- **What to work on**
Check each line of the listing, and copy it if it contains the word "true".

— Start of Given records —

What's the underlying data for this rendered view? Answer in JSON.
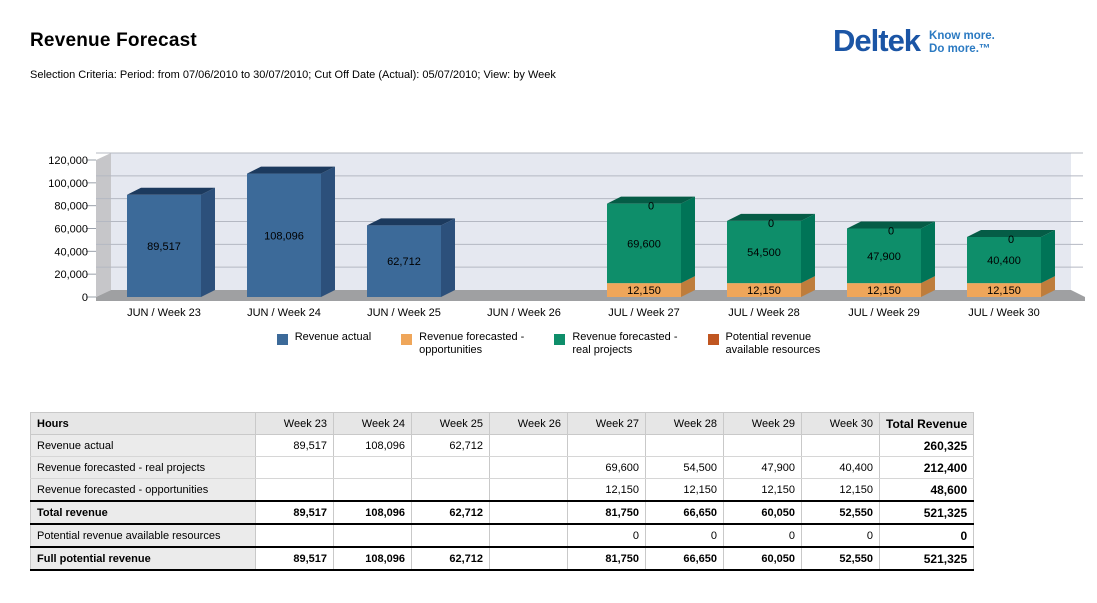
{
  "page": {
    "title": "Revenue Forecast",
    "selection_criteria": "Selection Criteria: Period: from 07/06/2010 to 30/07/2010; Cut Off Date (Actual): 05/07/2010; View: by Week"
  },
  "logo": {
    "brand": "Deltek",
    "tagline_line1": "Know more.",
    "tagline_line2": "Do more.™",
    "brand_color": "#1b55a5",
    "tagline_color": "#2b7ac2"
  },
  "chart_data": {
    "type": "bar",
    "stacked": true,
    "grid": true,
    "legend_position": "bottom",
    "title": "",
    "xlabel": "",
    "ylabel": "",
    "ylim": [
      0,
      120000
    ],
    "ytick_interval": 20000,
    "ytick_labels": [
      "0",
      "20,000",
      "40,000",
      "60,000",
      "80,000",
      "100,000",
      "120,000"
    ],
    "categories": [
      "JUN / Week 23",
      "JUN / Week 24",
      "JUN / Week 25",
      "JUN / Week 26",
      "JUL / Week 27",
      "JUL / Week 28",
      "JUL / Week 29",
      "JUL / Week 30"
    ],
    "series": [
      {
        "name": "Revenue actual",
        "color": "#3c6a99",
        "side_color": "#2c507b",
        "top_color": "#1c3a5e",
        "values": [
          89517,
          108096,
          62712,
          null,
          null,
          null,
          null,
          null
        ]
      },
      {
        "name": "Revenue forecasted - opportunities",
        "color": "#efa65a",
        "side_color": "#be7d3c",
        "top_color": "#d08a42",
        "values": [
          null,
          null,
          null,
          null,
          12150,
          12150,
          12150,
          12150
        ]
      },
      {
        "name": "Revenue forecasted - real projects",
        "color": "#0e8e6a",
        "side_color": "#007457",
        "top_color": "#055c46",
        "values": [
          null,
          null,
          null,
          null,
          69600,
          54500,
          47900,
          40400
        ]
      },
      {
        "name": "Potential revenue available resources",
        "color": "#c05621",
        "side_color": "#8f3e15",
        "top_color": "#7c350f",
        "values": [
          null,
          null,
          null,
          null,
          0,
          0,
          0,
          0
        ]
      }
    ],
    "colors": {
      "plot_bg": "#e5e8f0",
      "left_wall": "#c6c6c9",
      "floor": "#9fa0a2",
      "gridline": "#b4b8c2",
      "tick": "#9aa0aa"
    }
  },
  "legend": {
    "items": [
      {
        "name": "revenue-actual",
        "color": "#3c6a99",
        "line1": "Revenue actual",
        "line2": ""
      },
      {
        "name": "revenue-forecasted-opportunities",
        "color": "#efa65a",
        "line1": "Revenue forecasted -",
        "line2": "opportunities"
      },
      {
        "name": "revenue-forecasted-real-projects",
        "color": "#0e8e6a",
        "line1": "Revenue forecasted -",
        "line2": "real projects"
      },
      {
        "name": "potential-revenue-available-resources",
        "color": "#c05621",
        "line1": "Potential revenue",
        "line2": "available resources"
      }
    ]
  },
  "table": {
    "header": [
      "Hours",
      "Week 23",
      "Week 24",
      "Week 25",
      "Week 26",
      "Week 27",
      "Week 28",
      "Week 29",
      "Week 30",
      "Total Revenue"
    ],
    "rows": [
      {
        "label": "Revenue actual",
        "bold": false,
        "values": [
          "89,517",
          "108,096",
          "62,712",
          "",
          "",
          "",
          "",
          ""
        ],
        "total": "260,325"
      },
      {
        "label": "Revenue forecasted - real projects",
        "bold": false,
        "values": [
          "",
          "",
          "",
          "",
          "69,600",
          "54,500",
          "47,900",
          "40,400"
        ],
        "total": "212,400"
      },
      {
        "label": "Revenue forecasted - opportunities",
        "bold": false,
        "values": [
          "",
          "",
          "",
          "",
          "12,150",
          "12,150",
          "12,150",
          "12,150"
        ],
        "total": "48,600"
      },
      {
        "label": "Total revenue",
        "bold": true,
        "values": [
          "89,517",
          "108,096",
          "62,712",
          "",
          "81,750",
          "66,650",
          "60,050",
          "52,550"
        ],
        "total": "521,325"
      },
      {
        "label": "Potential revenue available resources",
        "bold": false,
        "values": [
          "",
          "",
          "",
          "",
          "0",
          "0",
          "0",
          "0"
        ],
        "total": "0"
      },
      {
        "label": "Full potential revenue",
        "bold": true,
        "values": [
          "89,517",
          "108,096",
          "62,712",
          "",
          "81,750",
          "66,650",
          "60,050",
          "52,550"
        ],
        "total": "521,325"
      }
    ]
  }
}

— End of Given records —
— Start of Given records —

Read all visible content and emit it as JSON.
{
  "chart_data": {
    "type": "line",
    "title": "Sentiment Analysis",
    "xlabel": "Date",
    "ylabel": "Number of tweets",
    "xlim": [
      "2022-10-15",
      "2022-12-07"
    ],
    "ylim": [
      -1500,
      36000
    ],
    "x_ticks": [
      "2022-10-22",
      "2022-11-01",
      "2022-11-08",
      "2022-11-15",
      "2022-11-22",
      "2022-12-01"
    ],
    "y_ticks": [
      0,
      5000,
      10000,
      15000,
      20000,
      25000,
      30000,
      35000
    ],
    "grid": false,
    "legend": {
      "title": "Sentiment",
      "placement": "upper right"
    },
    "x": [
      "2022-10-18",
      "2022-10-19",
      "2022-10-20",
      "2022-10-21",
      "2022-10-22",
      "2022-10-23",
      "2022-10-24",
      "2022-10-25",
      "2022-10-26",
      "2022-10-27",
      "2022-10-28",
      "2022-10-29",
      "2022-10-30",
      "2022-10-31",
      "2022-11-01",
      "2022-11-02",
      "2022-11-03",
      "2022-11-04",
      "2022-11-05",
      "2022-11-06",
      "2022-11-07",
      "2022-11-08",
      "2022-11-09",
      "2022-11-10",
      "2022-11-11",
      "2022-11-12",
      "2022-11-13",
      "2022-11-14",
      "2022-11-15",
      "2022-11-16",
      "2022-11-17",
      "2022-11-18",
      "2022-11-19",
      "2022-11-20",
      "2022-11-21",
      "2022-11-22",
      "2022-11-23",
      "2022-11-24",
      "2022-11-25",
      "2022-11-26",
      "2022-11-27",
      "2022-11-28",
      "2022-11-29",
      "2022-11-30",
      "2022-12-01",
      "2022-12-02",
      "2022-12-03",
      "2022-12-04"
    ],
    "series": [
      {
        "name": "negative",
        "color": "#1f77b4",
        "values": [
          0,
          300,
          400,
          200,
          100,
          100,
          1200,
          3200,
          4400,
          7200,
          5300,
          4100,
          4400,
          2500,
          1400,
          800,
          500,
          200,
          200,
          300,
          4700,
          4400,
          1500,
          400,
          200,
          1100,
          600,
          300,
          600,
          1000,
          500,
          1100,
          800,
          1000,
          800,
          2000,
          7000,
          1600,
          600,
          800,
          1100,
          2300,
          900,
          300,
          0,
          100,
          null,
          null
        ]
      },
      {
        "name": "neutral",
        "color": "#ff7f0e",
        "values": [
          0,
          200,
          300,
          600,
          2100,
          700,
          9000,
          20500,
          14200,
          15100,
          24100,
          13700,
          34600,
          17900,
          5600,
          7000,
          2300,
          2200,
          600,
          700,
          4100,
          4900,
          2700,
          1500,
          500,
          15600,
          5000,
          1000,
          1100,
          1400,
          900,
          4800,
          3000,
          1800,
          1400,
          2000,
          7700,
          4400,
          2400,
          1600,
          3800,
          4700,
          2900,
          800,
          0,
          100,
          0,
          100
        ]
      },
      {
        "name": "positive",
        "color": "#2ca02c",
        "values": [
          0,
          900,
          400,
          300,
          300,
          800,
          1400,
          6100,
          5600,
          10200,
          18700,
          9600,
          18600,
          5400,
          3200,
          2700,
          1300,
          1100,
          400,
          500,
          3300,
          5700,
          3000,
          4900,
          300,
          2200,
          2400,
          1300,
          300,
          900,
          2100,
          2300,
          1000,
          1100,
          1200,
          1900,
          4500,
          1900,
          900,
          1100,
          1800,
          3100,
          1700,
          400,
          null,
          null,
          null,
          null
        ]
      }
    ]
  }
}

— End of Given records —

- **Output for this task**
    "stacked": true,
    "grid": true,
        "bold": true,
        "bold": true,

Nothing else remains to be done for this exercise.